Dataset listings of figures

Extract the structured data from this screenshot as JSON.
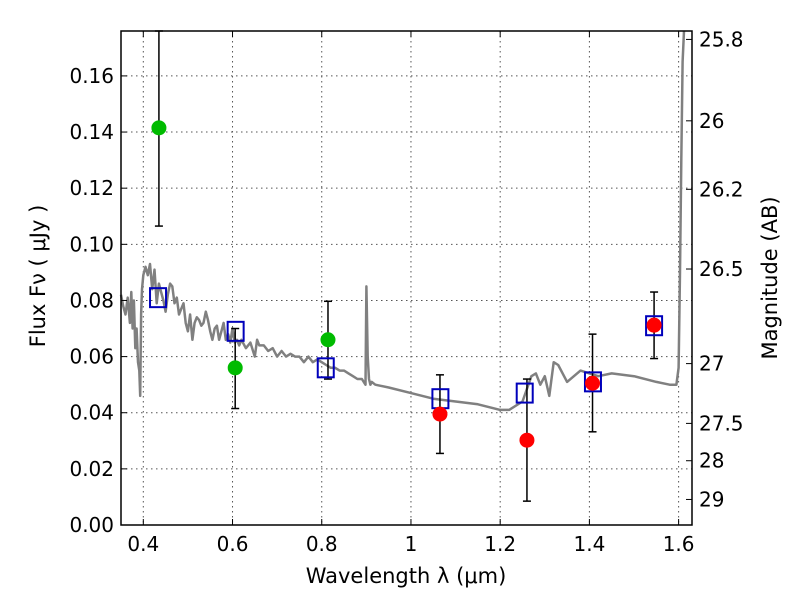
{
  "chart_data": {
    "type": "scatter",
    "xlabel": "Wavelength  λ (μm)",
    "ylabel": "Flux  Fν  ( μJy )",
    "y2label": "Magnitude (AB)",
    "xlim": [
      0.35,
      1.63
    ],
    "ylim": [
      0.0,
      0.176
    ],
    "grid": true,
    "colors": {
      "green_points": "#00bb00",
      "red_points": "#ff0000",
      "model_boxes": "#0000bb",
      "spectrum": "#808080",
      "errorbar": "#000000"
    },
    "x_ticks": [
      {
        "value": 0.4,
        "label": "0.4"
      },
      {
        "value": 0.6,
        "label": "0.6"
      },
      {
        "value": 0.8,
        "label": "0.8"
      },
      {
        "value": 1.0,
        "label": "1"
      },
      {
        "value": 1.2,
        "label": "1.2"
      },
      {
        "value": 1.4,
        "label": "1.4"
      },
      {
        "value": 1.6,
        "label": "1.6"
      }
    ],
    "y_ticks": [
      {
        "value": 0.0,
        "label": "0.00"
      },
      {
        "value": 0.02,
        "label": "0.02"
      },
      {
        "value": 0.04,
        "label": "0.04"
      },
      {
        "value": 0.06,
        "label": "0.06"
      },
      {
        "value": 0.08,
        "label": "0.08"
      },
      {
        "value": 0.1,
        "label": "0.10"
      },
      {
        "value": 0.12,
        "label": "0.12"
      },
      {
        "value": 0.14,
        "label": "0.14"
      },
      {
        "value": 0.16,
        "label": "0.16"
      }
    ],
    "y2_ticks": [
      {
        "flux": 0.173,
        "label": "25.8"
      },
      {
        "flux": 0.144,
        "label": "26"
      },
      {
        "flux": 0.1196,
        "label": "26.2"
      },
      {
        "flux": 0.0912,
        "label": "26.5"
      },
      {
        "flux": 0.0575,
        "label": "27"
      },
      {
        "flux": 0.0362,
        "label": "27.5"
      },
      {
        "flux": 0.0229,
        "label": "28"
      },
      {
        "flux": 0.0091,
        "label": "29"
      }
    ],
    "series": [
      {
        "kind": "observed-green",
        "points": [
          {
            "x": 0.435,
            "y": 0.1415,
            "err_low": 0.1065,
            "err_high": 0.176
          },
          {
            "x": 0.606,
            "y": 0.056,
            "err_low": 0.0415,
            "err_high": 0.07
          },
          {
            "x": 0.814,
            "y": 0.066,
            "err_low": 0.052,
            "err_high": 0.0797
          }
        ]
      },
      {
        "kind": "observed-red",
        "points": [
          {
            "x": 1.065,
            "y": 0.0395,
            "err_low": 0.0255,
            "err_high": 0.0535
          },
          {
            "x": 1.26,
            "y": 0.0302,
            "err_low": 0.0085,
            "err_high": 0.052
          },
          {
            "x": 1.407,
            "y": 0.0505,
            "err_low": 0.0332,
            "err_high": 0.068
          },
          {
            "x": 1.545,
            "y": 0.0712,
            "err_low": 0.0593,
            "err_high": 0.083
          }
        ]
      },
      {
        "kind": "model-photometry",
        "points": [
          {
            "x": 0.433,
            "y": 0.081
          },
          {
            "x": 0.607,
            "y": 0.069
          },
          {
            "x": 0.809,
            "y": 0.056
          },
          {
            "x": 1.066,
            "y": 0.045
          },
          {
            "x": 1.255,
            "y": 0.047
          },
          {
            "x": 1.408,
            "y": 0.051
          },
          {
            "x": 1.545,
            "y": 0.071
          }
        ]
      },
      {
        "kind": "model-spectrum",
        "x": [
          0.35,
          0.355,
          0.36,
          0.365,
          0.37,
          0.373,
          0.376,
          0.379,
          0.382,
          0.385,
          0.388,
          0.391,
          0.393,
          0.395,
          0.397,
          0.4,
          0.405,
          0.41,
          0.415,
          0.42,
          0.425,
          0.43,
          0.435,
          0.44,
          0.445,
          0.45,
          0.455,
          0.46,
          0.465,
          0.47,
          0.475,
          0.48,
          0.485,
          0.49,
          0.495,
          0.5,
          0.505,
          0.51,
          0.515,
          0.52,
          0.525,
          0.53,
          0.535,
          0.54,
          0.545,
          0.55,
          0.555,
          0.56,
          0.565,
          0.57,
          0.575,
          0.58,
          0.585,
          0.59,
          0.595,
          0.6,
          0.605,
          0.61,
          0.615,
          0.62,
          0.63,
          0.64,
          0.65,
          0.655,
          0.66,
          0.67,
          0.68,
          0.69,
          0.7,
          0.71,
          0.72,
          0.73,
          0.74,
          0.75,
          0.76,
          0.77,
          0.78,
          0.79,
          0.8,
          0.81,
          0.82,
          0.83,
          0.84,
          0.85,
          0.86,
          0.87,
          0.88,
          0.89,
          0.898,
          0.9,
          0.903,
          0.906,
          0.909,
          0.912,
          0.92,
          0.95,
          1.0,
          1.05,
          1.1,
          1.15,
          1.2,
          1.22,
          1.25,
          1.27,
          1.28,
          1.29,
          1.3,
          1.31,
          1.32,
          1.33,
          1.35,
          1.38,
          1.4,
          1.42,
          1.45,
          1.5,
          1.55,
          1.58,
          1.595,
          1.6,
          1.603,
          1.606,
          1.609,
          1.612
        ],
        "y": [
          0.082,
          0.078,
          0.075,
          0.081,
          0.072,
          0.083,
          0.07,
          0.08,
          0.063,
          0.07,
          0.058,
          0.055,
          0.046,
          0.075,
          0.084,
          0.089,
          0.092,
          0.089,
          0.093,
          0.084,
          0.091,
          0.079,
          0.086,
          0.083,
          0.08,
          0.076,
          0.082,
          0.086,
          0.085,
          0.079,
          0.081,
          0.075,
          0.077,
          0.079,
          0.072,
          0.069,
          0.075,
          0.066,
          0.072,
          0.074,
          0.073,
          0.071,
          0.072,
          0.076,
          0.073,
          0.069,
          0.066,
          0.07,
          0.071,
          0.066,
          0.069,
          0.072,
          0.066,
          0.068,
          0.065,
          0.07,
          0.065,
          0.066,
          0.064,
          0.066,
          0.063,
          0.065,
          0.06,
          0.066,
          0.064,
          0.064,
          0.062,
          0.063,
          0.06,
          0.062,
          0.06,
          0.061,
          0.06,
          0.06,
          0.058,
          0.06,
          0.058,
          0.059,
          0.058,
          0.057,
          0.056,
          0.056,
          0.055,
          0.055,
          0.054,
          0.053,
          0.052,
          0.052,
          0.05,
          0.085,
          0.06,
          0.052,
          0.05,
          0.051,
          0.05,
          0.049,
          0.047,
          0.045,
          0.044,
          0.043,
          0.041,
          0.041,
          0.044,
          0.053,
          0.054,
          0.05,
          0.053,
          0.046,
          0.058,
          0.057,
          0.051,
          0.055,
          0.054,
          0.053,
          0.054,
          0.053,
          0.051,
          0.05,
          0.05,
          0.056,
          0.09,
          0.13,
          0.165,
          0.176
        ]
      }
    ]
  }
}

Request ▸ Restate each entry word for word, please, but drop any images it holds.

Response to the task ▸
Extract the structured data from this screenshot as JSON.
{
  "chart_data": {
    "type": "scatter",
    "xlabel": "Wavelength  λ (μm)",
    "ylabel": "Flux  Fν  ( μJy )",
    "y2label": "Magnitude (AB)",
    "xlim": [
      0.35,
      1.63
    ],
    "ylim": [
      0.0,
      0.176
    ],
    "grid": true,
    "colors": {
      "green_points": "#00bb00",
      "red_points": "#ff0000",
      "model_boxes": "#0000bb",
      "spectrum": "#808080",
      "errorbar": "#000000"
    },
    "x_ticks": [
      {
        "value": 0.4,
        "label": "0.4"
      },
      {
        "value": 0.6,
        "label": "0.6"
      },
      {
        "value": 0.8,
        "label": "0.8"
      },
      {
        "value": 1.0,
        "label": "1"
      },
      {
        "value": 1.2,
        "label": "1.2"
      },
      {
        "value": 1.4,
        "label": "1.4"
      },
      {
        "value": 1.6,
        "label": "1.6"
      }
    ],
    "y_ticks": [
      {
        "value": 0.0,
        "label": "0.00"
      },
      {
        "value": 0.02,
        "label": "0.02"
      },
      {
        "value": 0.04,
        "label": "0.04"
      },
      {
        "value": 0.06,
        "label": "0.06"
      },
      {
        "value": 0.08,
        "label": "0.08"
      },
      {
        "value": 0.1,
        "label": "0.10"
      },
      {
        "value": 0.12,
        "label": "0.12"
      },
      {
        "value": 0.14,
        "label": "0.14"
      },
      {
        "value": 0.16,
        "label": "0.16"
      }
    ],
    "y2_ticks": [
      {
        "flux": 0.173,
        "label": "25.8"
      },
      {
        "flux": 0.144,
        "label": "26"
      },
      {
        "flux": 0.1196,
        "label": "26.2"
      },
      {
        "flux": 0.0912,
        "label": "26.5"
      },
      {
        "flux": 0.0575,
        "label": "27"
      },
      {
        "flux": 0.0362,
        "label": "27.5"
      },
      {
        "flux": 0.0229,
        "label": "28"
      },
      {
        "flux": 0.0091,
        "label": "29"
      }
    ],
    "series": [
      {
        "kind": "observed-green",
        "points": [
          {
            "x": 0.435,
            "y": 0.1415,
            "err_low": 0.1065,
            "err_high": 0.176
          },
          {
            "x": 0.606,
            "y": 0.056,
            "err_low": 0.0415,
            "err_high": 0.07
          },
          {
            "x": 0.814,
            "y": 0.066,
            "err_low": 0.052,
            "err_high": 0.0797
          }
        ]
      },
      {
        "kind": "observed-red",
        "points": [
          {
            "x": 1.065,
            "y": 0.0395,
            "err_low": 0.0255,
            "err_high": 0.0535
          },
          {
            "x": 1.26,
            "y": 0.0302,
            "err_low": 0.0085,
            "err_high": 0.052
          },
          {
            "x": 1.407,
            "y": 0.0505,
            "err_low": 0.0332,
            "err_high": 0.068
          },
          {
            "x": 1.545,
            "y": 0.0712,
            "err_low": 0.0593,
            "err_high": 0.083
          }
        ]
      },
      {
        "kind": "model-photometry",
        "points": [
          {
            "x": 0.433,
            "y": 0.081
          },
          {
            "x": 0.607,
            "y": 0.069
          },
          {
            "x": 0.809,
            "y": 0.056
          },
          {
            "x": 1.066,
            "y": 0.045
          },
          {
            "x": 1.255,
            "y": 0.047
          },
          {
            "x": 1.408,
            "y": 0.051
          },
          {
            "x": 1.545,
            "y": 0.071
          }
        ]
      },
      {
        "kind": "model-spectrum",
        "x": [
          0.35,
          0.355,
          0.36,
          0.365,
          0.37,
          0.373,
          0.376,
          0.379,
          0.382,
          0.385,
          0.388,
          0.391,
          0.393,
          0.395,
          0.397,
          0.4,
          0.405,
          0.41,
          0.415,
          0.42,
          0.425,
          0.43,
          0.435,
          0.44,
          0.445,
          0.45,
          0.455,
          0.46,
          0.465,
          0.47,
          0.475,
          0.48,
          0.485,
          0.49,
          0.495,
          0.5,
          0.505,
          0.51,
          0.515,
          0.52,
          0.525,
          0.53,
          0.535,
          0.54,
          0.545,
          0.55,
          0.555,
          0.56,
          0.565,
          0.57,
          0.575,
          0.58,
          0.585,
          0.59,
          0.595,
          0.6,
          0.605,
          0.61,
          0.615,
          0.62,
          0.63,
          0.64,
          0.65,
          0.655,
          0.66,
          0.67,
          0.68,
          0.69,
          0.7,
          0.71,
          0.72,
          0.73,
          0.74,
          0.75,
          0.76,
          0.77,
          0.78,
          0.79,
          0.8,
          0.81,
          0.82,
          0.83,
          0.84,
          0.85,
          0.86,
          0.87,
          0.88,
          0.89,
          0.898,
          0.9,
          0.903,
          0.906,
          0.909,
          0.912,
          0.92,
          0.95,
          1.0,
          1.05,
          1.1,
          1.15,
          1.2,
          1.22,
          1.25,
          1.27,
          1.28,
          1.29,
          1.3,
          1.31,
          1.32,
          1.33,
          1.35,
          1.38,
          1.4,
          1.42,
          1.45,
          1.5,
          1.55,
          1.58,
          1.595,
          1.6,
          1.603,
          1.606,
          1.609,
          1.612
        ],
        "y": [
          0.082,
          0.078,
          0.075,
          0.081,
          0.072,
          0.083,
          0.07,
          0.08,
          0.063,
          0.07,
          0.058,
          0.055,
          0.046,
          0.075,
          0.084,
          0.089,
          0.092,
          0.089,
          0.093,
          0.084,
          0.091,
          0.079,
          0.086,
          0.083,
          0.08,
          0.076,
          0.082,
          0.086,
          0.085,
          0.079,
          0.081,
          0.075,
          0.077,
          0.079,
          0.072,
          0.069,
          0.075,
          0.066,
          0.072,
          0.074,
          0.073,
          0.071,
          0.072,
          0.076,
          0.073,
          0.069,
          0.066,
          0.07,
          0.071,
          0.066,
          0.069,
          0.072,
          0.066,
          0.068,
          0.065,
          0.07,
          0.065,
          0.066,
          0.064,
          0.066,
          0.063,
          0.065,
          0.06,
          0.066,
          0.064,
          0.064,
          0.062,
          0.063,
          0.06,
          0.062,
          0.06,
          0.061,
          0.06,
          0.06,
          0.058,
          0.06,
          0.058,
          0.059,
          0.058,
          0.057,
          0.056,
          0.056,
          0.055,
          0.055,
          0.054,
          0.053,
          0.052,
          0.052,
          0.05,
          0.085,
          0.06,
          0.052,
          0.05,
          0.051,
          0.05,
          0.049,
          0.047,
          0.045,
          0.044,
          0.043,
          0.041,
          0.041,
          0.044,
          0.053,
          0.054,
          0.05,
          0.053,
          0.046,
          0.058,
          0.057,
          0.051,
          0.055,
          0.054,
          0.053,
          0.054,
          0.053,
          0.051,
          0.05,
          0.05,
          0.056,
          0.09,
          0.13,
          0.165,
          0.176
        ]
      }
    ]
  }
}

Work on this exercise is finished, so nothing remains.